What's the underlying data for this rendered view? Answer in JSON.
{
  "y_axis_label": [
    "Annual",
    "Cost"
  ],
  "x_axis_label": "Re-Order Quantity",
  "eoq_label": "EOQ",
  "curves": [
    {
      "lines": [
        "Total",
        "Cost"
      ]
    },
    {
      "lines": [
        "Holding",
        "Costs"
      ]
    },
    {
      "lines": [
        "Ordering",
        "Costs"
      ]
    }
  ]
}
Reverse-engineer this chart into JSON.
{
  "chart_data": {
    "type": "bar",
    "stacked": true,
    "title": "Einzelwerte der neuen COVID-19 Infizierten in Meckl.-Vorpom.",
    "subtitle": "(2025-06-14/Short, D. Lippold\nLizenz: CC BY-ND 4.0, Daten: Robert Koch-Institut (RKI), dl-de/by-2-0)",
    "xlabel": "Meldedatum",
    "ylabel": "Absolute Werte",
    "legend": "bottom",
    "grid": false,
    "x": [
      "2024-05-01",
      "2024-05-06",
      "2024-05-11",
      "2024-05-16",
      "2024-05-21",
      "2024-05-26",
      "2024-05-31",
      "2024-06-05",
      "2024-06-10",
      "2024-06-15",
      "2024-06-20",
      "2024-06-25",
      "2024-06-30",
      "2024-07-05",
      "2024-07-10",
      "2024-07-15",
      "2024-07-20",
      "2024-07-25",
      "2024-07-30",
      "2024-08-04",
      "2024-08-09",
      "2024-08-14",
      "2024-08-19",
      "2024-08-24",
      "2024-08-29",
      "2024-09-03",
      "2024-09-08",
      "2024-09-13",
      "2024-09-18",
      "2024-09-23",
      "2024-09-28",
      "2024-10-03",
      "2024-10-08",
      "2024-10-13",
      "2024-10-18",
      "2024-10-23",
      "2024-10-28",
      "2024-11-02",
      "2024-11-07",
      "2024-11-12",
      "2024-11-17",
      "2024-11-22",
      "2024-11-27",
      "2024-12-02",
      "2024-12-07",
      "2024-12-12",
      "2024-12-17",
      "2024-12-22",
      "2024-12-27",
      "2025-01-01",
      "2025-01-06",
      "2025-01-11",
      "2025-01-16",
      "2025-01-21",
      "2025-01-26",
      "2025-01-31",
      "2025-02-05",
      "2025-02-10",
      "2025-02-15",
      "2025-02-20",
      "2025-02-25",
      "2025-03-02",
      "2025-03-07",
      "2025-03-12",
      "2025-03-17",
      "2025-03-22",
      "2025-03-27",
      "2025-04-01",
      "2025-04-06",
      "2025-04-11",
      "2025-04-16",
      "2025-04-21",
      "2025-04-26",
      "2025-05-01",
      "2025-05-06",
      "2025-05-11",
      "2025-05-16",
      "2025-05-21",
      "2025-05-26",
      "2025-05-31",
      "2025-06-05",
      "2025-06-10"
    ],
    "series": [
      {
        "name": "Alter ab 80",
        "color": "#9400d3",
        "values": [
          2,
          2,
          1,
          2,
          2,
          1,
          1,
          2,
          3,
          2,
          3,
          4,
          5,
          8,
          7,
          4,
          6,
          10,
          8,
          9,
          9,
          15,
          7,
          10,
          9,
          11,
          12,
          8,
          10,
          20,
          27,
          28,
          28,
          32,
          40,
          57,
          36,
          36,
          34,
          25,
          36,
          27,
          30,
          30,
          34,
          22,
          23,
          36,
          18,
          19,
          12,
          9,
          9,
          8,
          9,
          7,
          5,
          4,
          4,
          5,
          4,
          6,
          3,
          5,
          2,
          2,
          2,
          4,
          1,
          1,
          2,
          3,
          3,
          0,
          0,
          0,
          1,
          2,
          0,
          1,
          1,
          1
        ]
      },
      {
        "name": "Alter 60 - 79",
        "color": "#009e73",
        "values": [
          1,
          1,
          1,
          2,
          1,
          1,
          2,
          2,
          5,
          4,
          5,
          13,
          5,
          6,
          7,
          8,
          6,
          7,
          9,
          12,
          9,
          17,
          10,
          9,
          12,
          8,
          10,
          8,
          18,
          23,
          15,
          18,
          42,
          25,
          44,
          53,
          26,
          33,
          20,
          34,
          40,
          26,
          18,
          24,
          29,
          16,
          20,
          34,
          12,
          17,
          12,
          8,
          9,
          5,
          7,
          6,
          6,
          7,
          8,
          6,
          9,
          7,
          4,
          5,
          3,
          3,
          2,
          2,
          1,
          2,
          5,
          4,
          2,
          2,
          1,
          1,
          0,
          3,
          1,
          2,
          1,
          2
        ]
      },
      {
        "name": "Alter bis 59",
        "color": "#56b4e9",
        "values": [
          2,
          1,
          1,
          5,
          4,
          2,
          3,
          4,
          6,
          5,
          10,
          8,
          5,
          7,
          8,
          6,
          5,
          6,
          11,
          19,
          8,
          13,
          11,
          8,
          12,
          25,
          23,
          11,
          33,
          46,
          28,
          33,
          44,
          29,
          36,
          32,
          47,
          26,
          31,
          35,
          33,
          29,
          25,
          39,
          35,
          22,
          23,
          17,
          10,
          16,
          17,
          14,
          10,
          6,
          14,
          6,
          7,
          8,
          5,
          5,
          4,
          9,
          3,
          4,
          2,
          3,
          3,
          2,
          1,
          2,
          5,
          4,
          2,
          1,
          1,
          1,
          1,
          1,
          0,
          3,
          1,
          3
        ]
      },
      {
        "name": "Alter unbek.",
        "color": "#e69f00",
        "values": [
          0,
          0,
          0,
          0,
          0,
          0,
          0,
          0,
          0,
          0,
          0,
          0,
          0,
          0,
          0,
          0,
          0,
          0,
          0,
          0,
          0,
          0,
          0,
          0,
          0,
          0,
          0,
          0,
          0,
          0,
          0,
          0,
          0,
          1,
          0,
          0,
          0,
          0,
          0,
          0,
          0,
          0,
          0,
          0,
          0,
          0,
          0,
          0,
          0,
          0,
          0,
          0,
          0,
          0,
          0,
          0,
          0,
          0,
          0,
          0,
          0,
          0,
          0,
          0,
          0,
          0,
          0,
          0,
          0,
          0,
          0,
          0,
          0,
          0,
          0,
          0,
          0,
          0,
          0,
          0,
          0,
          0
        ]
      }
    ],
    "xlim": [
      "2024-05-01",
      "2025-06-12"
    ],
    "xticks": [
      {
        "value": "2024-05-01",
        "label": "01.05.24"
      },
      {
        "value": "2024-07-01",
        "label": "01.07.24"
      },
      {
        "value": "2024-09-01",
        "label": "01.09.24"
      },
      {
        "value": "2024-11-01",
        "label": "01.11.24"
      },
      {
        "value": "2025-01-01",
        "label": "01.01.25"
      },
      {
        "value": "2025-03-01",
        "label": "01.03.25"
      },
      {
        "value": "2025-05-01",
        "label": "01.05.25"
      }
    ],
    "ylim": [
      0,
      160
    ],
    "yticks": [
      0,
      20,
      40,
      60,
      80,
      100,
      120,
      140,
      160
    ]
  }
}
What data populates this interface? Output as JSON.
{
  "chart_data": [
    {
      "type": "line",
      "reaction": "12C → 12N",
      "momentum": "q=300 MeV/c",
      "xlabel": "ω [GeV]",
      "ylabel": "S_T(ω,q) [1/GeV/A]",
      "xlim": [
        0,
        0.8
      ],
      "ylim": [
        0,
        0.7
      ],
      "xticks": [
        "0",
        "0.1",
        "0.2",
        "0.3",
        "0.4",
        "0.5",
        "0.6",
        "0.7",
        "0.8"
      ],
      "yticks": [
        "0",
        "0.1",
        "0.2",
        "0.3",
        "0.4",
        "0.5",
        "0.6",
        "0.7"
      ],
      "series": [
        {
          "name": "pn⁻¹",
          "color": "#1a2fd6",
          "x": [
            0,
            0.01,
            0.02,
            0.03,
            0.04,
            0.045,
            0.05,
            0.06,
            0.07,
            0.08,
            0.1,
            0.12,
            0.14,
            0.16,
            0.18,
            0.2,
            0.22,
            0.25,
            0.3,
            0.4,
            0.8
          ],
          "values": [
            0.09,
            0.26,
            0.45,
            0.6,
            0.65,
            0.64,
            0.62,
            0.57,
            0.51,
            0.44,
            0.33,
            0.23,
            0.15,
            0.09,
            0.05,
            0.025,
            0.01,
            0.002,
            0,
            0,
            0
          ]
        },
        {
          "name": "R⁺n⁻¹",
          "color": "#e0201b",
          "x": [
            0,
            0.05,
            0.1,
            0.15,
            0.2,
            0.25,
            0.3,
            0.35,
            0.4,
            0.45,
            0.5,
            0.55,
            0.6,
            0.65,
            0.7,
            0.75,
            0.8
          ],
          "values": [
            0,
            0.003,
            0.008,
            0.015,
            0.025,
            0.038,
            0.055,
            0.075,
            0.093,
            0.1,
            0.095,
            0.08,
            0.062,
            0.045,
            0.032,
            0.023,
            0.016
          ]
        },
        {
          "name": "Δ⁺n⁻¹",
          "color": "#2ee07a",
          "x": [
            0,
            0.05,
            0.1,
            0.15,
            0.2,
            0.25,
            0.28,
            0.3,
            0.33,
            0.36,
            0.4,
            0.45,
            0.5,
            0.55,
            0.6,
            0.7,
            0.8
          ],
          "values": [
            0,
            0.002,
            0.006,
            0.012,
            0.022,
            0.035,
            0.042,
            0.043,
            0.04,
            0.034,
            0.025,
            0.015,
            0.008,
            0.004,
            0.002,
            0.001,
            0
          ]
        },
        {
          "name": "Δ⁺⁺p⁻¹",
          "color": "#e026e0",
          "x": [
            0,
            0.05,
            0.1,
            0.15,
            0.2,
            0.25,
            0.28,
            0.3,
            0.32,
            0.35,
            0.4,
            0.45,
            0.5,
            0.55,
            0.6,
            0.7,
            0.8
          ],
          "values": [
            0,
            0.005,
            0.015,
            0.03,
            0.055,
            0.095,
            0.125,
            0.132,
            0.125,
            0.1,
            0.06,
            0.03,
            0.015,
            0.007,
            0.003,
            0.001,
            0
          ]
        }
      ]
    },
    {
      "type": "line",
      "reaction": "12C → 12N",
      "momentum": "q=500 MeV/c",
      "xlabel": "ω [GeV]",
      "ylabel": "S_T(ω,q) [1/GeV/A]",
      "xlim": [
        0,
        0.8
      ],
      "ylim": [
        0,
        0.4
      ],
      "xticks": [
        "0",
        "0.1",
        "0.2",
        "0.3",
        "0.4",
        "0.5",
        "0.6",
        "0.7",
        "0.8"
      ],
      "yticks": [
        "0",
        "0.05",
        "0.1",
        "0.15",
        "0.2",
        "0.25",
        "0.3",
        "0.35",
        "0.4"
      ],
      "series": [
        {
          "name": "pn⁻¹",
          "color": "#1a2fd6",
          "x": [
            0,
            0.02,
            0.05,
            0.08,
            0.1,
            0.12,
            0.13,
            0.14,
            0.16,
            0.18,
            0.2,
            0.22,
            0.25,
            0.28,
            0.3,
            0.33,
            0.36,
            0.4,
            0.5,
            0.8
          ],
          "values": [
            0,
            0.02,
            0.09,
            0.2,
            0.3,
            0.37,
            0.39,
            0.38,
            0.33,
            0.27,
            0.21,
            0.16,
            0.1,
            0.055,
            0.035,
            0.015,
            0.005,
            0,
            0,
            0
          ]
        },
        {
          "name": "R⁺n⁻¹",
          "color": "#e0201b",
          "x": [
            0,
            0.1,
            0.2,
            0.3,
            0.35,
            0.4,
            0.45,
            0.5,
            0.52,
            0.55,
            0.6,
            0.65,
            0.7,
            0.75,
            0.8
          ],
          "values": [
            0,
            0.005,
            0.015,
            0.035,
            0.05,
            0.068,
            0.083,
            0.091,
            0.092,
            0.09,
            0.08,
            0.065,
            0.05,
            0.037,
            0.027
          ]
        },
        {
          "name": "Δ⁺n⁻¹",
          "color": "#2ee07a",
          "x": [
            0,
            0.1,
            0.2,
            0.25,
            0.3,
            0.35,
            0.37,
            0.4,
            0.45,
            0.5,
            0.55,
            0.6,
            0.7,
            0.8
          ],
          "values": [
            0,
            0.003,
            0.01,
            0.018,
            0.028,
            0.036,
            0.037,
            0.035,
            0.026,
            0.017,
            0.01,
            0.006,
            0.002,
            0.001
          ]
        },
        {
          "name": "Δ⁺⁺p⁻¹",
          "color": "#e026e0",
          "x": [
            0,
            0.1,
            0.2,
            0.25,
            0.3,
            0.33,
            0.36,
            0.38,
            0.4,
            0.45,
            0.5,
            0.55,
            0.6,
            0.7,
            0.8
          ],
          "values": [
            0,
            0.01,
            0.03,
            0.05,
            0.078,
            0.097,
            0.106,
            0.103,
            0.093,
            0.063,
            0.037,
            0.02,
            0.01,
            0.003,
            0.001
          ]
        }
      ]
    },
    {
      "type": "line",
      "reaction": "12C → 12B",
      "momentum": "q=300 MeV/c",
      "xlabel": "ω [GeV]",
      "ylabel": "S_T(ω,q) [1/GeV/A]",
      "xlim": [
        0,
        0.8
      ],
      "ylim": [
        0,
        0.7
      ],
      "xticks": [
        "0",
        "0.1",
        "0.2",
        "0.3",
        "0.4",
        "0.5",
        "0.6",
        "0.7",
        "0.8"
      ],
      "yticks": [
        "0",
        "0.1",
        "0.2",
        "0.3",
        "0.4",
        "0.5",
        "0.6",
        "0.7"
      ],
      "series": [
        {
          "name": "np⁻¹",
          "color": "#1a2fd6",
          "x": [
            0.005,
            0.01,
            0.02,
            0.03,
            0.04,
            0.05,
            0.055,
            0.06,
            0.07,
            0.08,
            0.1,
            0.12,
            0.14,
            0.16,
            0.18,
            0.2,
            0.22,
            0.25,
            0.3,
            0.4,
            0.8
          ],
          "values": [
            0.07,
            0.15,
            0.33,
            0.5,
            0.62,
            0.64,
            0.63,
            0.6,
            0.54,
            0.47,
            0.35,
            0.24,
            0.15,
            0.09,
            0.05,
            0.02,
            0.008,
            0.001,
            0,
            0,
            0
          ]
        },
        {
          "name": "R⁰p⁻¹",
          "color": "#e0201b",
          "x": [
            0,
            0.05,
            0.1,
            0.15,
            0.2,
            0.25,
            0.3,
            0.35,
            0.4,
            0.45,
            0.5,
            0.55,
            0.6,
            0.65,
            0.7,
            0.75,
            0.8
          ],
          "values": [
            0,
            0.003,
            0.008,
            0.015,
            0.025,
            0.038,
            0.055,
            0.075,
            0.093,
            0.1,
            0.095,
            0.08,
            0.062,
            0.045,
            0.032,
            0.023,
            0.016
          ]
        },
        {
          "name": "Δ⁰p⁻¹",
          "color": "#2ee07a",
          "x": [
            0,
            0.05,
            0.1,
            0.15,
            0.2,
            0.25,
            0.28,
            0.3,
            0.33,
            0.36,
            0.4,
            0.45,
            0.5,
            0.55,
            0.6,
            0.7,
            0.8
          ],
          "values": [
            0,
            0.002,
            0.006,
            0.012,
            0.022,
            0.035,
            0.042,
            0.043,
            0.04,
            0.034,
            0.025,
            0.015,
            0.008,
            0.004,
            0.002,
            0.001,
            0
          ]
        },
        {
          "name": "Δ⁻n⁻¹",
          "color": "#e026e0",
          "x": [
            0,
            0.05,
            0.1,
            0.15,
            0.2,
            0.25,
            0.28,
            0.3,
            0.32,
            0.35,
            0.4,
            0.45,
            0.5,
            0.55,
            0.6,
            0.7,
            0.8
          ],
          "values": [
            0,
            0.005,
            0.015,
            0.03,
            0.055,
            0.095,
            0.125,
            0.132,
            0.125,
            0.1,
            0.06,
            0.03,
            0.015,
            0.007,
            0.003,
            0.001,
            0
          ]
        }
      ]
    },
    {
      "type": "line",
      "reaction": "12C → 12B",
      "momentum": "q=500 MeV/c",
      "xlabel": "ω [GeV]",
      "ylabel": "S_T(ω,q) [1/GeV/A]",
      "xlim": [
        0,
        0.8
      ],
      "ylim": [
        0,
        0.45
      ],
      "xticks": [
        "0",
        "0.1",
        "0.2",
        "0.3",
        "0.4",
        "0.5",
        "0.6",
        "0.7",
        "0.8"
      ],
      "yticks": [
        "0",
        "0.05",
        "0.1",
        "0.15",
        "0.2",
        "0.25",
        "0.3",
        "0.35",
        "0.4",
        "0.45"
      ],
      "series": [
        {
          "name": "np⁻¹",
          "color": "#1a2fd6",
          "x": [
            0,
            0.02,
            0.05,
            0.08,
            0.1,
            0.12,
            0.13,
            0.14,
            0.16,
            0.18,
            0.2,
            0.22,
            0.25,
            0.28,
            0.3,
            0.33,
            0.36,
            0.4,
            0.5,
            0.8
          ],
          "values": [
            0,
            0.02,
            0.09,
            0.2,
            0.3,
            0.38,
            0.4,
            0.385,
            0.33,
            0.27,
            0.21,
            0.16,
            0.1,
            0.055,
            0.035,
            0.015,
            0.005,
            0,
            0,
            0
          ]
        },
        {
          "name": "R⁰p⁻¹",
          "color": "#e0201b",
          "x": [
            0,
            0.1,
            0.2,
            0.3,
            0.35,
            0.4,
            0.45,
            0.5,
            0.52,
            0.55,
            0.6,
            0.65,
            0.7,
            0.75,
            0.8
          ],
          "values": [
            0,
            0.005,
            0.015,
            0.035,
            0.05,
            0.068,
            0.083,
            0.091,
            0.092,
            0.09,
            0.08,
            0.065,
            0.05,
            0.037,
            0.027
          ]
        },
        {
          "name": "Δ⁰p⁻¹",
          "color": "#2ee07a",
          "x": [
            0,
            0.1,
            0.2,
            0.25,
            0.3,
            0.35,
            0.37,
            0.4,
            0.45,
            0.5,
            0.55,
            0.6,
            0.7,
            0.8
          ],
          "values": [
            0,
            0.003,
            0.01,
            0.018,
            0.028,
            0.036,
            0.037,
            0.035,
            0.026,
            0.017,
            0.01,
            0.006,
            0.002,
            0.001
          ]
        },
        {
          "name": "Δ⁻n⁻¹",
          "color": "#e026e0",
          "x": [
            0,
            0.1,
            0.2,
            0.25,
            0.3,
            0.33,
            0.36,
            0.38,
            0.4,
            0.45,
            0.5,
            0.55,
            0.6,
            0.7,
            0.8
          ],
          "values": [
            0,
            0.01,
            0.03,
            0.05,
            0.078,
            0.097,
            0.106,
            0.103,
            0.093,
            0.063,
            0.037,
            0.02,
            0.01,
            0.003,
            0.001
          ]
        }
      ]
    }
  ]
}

■ **Task details**
For each line in the data above that contains the string "What", extract the line.

■ **Answer below**
What's the underlying data for this rendered view? Answer in JSON.
What data populates this interface? Output as JSON.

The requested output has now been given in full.